Exercise directions: Repeat the full listing below verbatim and keep the images out.
##############################
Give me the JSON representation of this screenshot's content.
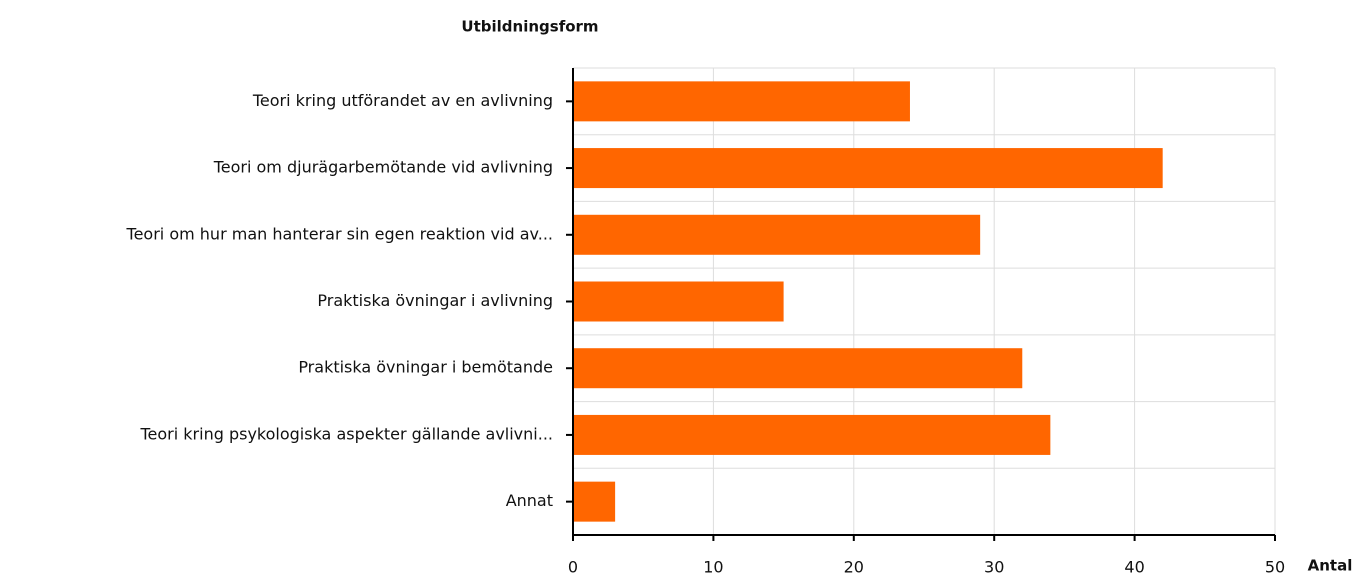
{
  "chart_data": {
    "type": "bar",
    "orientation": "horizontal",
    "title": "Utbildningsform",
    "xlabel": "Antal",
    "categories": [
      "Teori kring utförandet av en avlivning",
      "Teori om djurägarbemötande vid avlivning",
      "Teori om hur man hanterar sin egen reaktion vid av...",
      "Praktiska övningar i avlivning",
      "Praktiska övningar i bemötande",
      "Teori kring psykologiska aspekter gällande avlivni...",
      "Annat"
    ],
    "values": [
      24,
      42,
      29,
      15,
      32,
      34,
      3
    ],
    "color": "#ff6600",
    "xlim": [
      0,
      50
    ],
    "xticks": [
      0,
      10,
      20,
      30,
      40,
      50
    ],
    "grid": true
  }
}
##############################
Output of the exercise:
Give me the JSON representation of this screenshot's content.
{
  "chart_data": {
    "type": "bar",
    "orientation": "horizontal",
    "title": "Utbildningsform",
    "xlabel": "Antal",
    "categories": [
      "Teori kring utförandet av en avlivning",
      "Teori om djurägarbemötande vid avlivning",
      "Teori om hur man hanterar sin egen reaktion vid av...",
      "Praktiska övningar i avlivning",
      "Praktiska övningar i bemötande",
      "Teori kring psykologiska aspekter gällande avlivni...",
      "Annat"
    ],
    "values": [
      24,
      42,
      29,
      15,
      32,
      34,
      3
    ],
    "color": "#ff6600",
    "xlim": [
      0,
      50
    ],
    "xticks": [
      0,
      10,
      20,
      30,
      40,
      50
    ],
    "grid": true
  }
}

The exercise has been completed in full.